* WHAT IS EXPECTED:
Which lines in the data below contain the word "title"? Copy each of them.

* RECORDS TO PROCESS:
--

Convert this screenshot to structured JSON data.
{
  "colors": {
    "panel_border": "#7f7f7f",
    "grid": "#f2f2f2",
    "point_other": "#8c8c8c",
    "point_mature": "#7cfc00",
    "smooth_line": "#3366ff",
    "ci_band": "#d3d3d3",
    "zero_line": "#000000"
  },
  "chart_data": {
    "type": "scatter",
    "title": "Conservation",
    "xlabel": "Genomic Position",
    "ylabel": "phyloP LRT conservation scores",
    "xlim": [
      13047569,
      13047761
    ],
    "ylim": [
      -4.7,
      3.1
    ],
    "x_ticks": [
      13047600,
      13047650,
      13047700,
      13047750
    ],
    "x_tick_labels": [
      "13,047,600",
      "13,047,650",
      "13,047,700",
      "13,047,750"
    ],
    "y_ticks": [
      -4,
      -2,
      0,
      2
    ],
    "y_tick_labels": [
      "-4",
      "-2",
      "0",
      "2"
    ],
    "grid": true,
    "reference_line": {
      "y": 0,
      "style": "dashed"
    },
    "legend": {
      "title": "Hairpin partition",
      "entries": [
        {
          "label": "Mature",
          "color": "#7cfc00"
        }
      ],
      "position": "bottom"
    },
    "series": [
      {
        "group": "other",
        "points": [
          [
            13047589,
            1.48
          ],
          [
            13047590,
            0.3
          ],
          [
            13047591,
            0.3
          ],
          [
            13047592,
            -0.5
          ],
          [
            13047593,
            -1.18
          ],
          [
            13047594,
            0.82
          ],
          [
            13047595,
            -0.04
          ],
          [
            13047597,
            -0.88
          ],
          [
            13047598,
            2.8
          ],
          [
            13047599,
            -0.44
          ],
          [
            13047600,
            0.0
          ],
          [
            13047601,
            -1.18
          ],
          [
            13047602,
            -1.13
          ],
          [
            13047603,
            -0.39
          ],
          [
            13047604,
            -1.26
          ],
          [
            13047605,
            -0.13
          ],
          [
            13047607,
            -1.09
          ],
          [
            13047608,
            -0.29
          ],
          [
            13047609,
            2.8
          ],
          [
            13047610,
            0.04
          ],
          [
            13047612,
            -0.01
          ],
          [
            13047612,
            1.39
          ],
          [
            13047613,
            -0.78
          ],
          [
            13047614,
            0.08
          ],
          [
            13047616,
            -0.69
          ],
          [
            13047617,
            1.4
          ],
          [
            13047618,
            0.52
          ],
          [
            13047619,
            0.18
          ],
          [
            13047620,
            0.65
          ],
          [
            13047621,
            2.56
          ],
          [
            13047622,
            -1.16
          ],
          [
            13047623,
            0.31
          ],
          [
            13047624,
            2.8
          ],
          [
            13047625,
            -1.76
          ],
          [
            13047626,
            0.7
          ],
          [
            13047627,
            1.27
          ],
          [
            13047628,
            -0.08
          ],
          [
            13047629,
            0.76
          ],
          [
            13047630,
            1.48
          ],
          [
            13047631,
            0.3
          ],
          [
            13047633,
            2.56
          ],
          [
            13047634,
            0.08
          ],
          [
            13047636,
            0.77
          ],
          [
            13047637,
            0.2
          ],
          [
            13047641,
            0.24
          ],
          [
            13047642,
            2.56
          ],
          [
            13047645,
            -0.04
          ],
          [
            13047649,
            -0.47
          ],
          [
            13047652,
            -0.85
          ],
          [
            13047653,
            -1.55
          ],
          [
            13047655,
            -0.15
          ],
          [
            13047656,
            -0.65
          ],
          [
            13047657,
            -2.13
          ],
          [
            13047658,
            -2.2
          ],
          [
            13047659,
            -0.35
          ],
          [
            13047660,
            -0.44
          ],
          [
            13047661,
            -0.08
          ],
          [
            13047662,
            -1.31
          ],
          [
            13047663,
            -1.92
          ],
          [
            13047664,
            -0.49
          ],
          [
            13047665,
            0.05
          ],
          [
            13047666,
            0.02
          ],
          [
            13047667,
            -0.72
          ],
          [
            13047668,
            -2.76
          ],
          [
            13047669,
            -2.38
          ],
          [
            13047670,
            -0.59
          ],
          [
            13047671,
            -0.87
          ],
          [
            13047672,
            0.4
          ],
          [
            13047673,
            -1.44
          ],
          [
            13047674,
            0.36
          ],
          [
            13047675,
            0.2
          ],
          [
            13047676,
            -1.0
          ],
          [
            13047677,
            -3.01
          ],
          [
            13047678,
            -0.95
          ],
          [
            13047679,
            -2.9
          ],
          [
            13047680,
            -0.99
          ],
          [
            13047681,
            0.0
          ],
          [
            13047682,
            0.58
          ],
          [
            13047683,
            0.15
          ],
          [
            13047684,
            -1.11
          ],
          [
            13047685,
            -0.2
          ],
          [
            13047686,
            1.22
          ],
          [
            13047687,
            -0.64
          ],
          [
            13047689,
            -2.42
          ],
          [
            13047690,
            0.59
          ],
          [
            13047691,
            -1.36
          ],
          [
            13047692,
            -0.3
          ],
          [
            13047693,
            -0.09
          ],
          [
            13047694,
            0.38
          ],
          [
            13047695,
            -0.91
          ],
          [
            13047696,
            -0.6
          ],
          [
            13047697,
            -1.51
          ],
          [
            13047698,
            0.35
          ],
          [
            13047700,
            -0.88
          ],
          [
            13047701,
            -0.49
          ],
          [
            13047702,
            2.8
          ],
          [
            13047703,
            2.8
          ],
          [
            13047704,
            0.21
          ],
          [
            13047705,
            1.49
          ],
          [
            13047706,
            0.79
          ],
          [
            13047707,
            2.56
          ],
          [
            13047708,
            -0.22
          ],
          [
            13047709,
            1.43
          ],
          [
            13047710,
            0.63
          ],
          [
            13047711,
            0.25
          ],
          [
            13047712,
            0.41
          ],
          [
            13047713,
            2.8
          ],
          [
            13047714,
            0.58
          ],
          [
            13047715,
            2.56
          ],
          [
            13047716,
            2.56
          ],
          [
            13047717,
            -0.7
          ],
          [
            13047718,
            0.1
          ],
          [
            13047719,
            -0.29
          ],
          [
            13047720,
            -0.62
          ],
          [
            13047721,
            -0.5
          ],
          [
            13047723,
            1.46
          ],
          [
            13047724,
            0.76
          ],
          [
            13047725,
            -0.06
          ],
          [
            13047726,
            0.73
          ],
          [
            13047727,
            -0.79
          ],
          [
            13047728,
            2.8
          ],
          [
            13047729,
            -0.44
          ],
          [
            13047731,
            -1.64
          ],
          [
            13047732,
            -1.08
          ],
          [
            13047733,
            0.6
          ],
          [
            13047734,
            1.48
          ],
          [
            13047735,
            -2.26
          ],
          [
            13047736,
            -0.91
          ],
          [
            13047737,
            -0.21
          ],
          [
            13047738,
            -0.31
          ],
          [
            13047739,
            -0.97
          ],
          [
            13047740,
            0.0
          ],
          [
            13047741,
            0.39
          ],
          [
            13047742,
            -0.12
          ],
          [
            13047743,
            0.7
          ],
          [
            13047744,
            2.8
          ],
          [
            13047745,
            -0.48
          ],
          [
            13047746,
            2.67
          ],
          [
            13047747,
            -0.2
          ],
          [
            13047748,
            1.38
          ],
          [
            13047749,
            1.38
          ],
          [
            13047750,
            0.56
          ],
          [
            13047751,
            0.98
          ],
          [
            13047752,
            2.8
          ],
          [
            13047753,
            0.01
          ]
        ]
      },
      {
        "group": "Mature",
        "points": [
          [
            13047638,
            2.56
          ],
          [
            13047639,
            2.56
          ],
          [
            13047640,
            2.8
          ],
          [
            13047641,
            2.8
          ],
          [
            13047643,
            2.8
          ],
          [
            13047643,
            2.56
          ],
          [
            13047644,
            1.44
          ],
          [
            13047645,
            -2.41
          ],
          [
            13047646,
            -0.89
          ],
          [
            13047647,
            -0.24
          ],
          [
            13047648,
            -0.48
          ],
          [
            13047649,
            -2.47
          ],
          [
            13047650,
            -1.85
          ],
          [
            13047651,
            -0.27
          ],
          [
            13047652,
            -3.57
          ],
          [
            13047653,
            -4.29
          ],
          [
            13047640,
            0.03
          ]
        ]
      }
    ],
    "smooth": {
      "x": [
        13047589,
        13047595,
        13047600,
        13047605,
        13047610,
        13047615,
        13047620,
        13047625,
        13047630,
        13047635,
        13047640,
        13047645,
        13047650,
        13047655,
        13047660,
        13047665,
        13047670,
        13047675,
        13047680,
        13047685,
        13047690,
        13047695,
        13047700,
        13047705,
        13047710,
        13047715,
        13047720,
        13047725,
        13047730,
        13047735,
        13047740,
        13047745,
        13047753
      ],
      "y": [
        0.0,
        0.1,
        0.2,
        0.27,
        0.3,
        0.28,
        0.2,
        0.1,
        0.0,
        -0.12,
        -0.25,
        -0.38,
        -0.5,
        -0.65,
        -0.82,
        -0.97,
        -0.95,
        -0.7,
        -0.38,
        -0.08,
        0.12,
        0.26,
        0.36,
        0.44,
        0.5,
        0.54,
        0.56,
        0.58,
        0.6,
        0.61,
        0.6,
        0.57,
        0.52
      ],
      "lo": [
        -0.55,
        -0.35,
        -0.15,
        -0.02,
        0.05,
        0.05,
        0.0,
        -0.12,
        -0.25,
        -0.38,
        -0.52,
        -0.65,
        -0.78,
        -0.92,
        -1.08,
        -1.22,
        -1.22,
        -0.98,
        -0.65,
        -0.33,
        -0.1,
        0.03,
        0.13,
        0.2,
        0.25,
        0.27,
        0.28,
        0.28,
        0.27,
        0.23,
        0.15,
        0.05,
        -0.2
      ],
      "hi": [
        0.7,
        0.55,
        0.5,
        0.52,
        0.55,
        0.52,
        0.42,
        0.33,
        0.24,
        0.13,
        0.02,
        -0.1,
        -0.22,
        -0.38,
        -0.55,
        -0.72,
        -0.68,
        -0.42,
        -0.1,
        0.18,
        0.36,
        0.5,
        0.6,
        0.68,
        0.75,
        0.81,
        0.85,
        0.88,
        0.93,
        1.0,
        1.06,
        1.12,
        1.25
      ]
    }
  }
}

--

* SOLUTION TO THE EXERCISE:
    "title": "Conservation",
      "title": "Hairpin partition",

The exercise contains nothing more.